> **Work instructions**
Write out the entries below once more, exactly, with the pictures left out.

> **Records supplied**
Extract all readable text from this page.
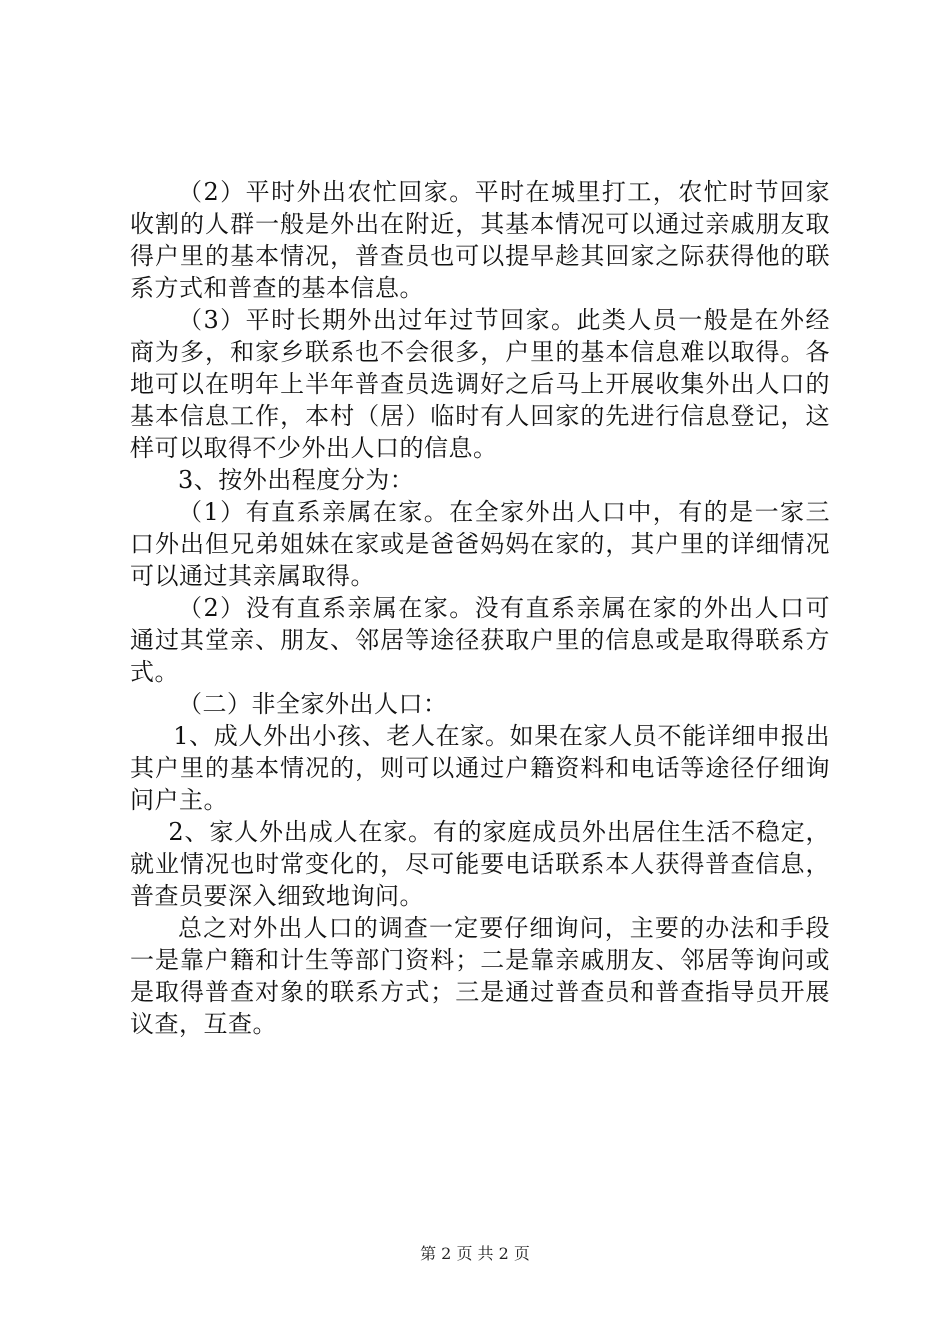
（2）平时外出农忙回家。平时在城里打工，农忙时节回家收割的人群一般是外出在附近，其基本情况可以通过亲戚朋友取得户里的基本情况，普查员也可以提早趁其回家之际获得他的联系方式和普查的基本信息。

（3）平时长期外出过年过节回家。此类人员一般是在外经商为多，和家乡联系也不会很多，户里的基本信息难以取得。各地可以在明年上半年普查员选调好之后马上开展收集外出人口的基本信息工作，本村（居）临时有人回家的先进行信息登记，这样可以取得不少外出人口的信息。

3、按外出程度分为：

（1）有直系亲属在家。在全家外出人口中，有的是一家三口外出但兄弟姐妹在家或是爸爸妈妈在家的，其户里的详细情况可以通过其亲属取得。

（2）没有直系亲属在家。没有直系亲属在家的外出人口可通过其堂亲、朋友、邻居等途径获取户里的信息或是取得联系方式。

（二）非全家外出人口：

1、成人外出小孩、老人在家。如果在家人员不能详细申报出其户里的基本情况的，则可以通过户籍资料和电话等途径仔细询问户主。

2、家人外出成人在家。有的家庭成员外出居住生活不稳定，就业情况也时常变化的，尽可能要电话联系本人获得普查信息，普查员要深入细致地询问。

总之对外出人口的调查一定要仔细询问，主要的办法和手段一是靠户籍和计生等部门资料；二是靠亲戚朋友、邻居等询问或是取得普查对象的联系方式；三是通过普查员和普查指导员开展议查，互查。

第 2 页 共 2 页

> **Correct response**
Extract all readable text from this page.
（2）平时外出农忙回家。平时在城里打工，农忙时节回家收割的人群一般是外出在附近，其基本情况可以通过亲戚朋友取得户里的基本情况，普查员也可以提早趁其回家之际获得他的联系方式和普查的基本信息。

（3）平时长期外出过年过节回家。此类人员一般是在外经商为多，和家乡联系也不会很多，户里的基本信息难以取得。各地可以在明年上半年普查员选调好之后马上开展收集外出人口的基本信息工作，本村（居）临时有人回家的先进行信息登记，这样可以取得不少外出人口的信息。

3、按外出程度分为：

（1）有直系亲属在家。在全家外出人口中，有的是一家三口外出但兄弟姐妹在家或是爸爸妈妈在家的，其户里的详细情况可以通过其亲属取得。

（2）没有直系亲属在家。没有直系亲属在家的外出人口可通过其堂亲、朋友、邻居等途径获取户里的信息或是取得联系方式。

（二）非全家外出人口：

1、成人外出小孩、老人在家。如果在家人员不能详细申报出其户里的基本情况的，则可以通过户籍资料和电话等途径仔细询问户主。

2、家人外出成人在家。有的家庭成员外出居住生活不稳定，就业情况也时常变化的，尽可能要电话联系本人获得普查信息，普查员要深入细致地询问。

总之对外出人口的调查一定要仔细询问，主要的办法和手段一是靠户籍和计生等部门资料；二是靠亲戚朋友、邻居等询问或是取得普查对象的联系方式；三是通过普查员和普查指导员开展议查，互查。

第 2 页 共 2 页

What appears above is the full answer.